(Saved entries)
————————

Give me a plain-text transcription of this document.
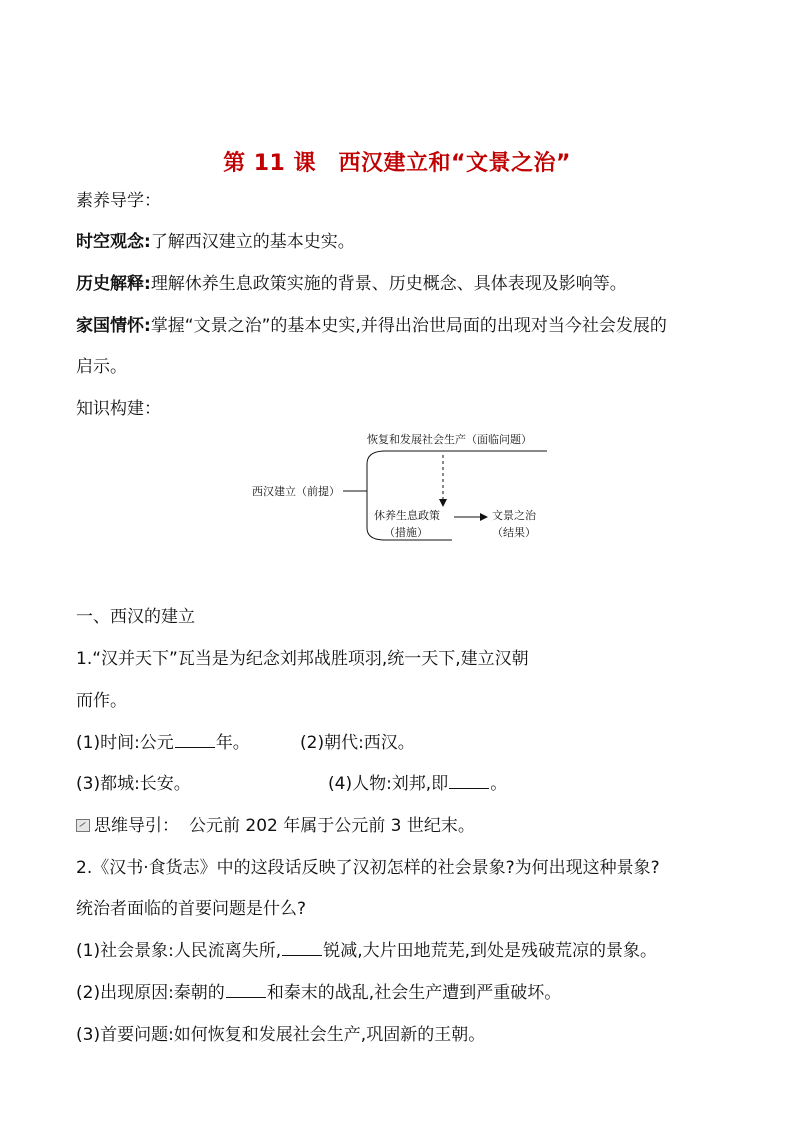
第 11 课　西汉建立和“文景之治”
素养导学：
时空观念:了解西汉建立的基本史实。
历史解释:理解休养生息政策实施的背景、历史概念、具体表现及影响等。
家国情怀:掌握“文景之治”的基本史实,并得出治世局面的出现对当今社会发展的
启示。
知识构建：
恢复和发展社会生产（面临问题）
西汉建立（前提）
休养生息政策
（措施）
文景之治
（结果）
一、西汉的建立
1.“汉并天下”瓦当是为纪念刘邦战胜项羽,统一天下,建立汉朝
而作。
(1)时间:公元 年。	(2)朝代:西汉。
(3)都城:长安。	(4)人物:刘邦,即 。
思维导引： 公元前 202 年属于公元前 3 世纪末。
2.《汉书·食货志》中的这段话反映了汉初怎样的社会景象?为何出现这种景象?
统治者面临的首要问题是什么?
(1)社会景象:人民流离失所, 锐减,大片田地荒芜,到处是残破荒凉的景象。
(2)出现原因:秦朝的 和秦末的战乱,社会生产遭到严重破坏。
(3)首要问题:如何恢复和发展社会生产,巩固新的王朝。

————————

### [Exercise task]
Copy every line above that includes the string "文景之治".

### [Task result]
第 11 课　西汉建立和“文景之治”
家国情怀:掌握“文景之治”的基本史实,并得出治世局面的出现对当今社会发展的
文景之治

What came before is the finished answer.